『スティルウォーター』娘の無実を晴らしに来てフランス女とよろしくやってるマット・デーモン

こんばんは、ジャスミンKYOKOです。

マット・デーモンがフランスの刑務所に囚われた娘の無実を晴らす・・・・!?

まるで『96時間』※みたいに、マットがあらゆる情報を駆使して娘を助けるかのごとくCMが作られてあったからそりゃあ、行くに決まってます!笑

※『96時間』・・・リーアム・ニーソン主演。フランスで誘拐された娘を人身売買組織からあらゆる情報を駆使して助け出す元CIAのお父さんの映画。

・・・しかし実際は大幅に違ってた笑(日本のCM詐欺あるある)。

だから観た直後は少しがっかりしてたんだけど、日を追うごとにサスペンスや人間ドラマとして最初から観てたらきっと面白かったなあと、このレビューを書く時点ではそう思えてきた。

マットは、アクションに限らず、こういうダークなものや社会風刺が入ってるものに果敢に挑戦してすごいわ(昔、ジミー大西にしか見えんと言ってたのは誰だ)。

この映画を観る時は、人間ドラマやサスペンスと思って観てくだされ。

いまのアメリカを風刺したセリフやシーンもチラホラでそこも楽しめます。

おフランスでアメリカの田舎のお父さんファッションで歩いてるマットが、観ていて面白かった笑。

観た後にモヤモヤした余韻がずっと残る映画です。

ストーリー

今回マット・デーモンが演じるのは、オクラホマのスティルウォーター在住の肉体労働者ビル。

石油採掘の仕事に従事していたが、油田が枯渇し仕事が少なくなり、今はハリケーンの後始末などの季節労働者も兼ねていた。

ビル(マット・デーモン)はそんな労働の報酬を貯めて、時おりフランスのマルセイユに訪問していた。

交換留学していた娘アリソン(アビゲイル・ブレスリン)が、同じ留学生の女子を殺した罪で9年の服役を課せられ、収監されていたからだった。

娘が収監されてもう5年が経っていたが、彼女はずっと「無実」を訴えており、ビルはなんとか娘の無実を晴らしたいものの、言葉の壁もあり手段もわからず、ただ訪問しているだけだった。

## 資料

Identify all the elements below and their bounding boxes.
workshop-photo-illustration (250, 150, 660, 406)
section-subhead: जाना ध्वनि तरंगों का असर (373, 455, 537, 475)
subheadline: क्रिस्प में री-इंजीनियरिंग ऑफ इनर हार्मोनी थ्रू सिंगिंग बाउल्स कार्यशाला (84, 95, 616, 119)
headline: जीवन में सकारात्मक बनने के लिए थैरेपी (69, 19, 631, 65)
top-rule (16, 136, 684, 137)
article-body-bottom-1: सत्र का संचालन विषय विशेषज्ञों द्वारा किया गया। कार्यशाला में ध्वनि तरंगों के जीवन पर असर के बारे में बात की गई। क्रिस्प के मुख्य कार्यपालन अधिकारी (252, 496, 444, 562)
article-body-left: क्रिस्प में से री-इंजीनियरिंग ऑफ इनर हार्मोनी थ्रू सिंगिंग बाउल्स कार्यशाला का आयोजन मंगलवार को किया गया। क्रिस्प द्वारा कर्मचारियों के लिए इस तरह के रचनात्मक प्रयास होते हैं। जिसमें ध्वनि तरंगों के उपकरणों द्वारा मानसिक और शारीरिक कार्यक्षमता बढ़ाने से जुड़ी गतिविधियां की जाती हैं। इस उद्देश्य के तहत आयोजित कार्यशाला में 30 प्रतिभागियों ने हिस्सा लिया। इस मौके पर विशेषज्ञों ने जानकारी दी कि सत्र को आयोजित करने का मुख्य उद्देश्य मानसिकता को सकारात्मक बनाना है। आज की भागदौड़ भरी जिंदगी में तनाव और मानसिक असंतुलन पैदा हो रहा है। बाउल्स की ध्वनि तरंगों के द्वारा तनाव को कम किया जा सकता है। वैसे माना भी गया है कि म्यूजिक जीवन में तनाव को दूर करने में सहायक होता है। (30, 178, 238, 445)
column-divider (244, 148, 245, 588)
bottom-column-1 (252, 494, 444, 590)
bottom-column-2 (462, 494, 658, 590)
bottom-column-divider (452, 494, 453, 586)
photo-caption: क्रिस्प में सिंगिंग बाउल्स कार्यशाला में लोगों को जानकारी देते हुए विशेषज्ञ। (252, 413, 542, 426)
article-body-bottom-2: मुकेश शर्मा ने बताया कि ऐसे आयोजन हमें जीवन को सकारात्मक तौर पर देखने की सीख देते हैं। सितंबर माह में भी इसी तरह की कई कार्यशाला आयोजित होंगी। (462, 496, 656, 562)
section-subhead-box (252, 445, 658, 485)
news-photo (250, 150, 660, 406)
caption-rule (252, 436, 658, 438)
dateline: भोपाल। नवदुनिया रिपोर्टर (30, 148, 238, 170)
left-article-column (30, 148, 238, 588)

## 演習の課題
1/ 映画『スティルウォーター』のレビューから、「いまのアメリカを風刺したセリフやシーンもチラホラでそこも楽しめます。」を含む語句で始まり「どの季節労働者も兼ねていた。」で終わる部分を、一字も変えずに抜き出してください。
2/ 次の(a)〜(c)が映画『スティルウォーター』のレビューの内容と合っているか、それぞれ「はい」か「いいえ」で答え、判断の根拠となるレビュー中の語句をそのまま引用してください。(a)ビルはオクラホマのスティルウォーターに住んでいる。(b)アリソンには12年の服役が課せられた。(c)娘が収監されてから5年が経っている。
3/ 映画『スティルウォーター』のレビューを、最後の文の後から書き継いでください。
項目はここでは何の役割も持ちません。

## 課題の解答
1/
いまのアメリカを風刺したセリフやシーンもチラホラでそこも楽しめます。

おフランスでアメリカの田舎のお父さんファッションで歩いてるマットが、観ていて面白かった笑。

観た後にモヤモヤした余韻がずっと残る映画です。

ストーリー

今回マット・デーモンが演じるのは、オクラホマのスティルウォーター在住の肉体労働者ビル。

石油採掘の仕事に従事していたが、油田が枯渇し仕事が少なくなり、今はハリケーンの後始末などの季節労働者も兼ねていた。

2/
(a)はい。「オクラホマのスティルウォーター在住の肉体労働者ビル」
(b)いいえ。「9年の服役を課せられ」
(c)はい。「娘が収監されてもう5年が経っていた」

3/
ある面会の日、娘から弁護士宛に再審請求の願いをフランス語で書かれた手紙を託され、それを翻訳した内容を知ったことでビルが動き出す・・・。

今回の舞台 フランス マルセイユ

マット・デーモンの体がますます四角くなってた笑

フランスで、アメリカの田舎のお父さん代表のファッションを貫くビル(マット・デーモン)笑。

チェックのシャツをジーンズにインして、野球帽。(アメリカかぶれの私はこのファッションが多発する田舎に一度行ってみたい)

マット・デーモンは、いかにも典型的アメリカ人の白人って面構えなので、この役にほんと、ピッタリ。

演じている役柄は、ブルーカラーと呼ばれる肉体労働者。

低所得者層が多く、政治的思想も保守的な白人が多いアメリカ南部のオクラホマ州の男で、リベラル(民主的)な考えを持つマットとは正反対の役柄。

でもあえて、リベラル派のマットが演じることで、保守層に訴えかけるものもあるだろう。

それにリベラル側が抱く理想が肉体労働者には必ずしも現実的ではないことも、映画の中で感じ取れるから民主党支持者が極端な理想に偏るのを防ぐのにもいいのかも。

40代に結構がっしり体型になってきてイヤだったのに、今回肉体労働者の役というのもあり、一段と四角くなってきてる!(マッチョというより、典型的アメリカ人の中年男性体型)

マットは好きだけど、「LOVE♥」じゃないから、体型の変化も素直に受け入れる私(誰もそんなの聞いてない)。これがブラピだったら耐えられない!笑

助け甲斐のない娘アリソンをアビゲイルがうまく演じてる

アメリカ映画で「アリソン」と名の付く役柄の女にいいやつはいない(私の印象笑)。

この娘がね、なんか、助けたくない雰囲気を出してるちょっとヒネた娘なのよ。

たぶん、アメリカにいた時に父親と不仲になったから、フランスに飛び出したんだろうけど、面会に来る父親にすっごく態度が悪いの(私がマット・デーモンひいきで観てるからかもしれんが)。

「パパは頼りにならない」だの「仕事が遅い」だのいい加減にせい!

お前なんて一生刑務所に入っとけーーーーーー!!

でも、それがティーンネイジャーなのかな。自分の釈放のことしか考えてない。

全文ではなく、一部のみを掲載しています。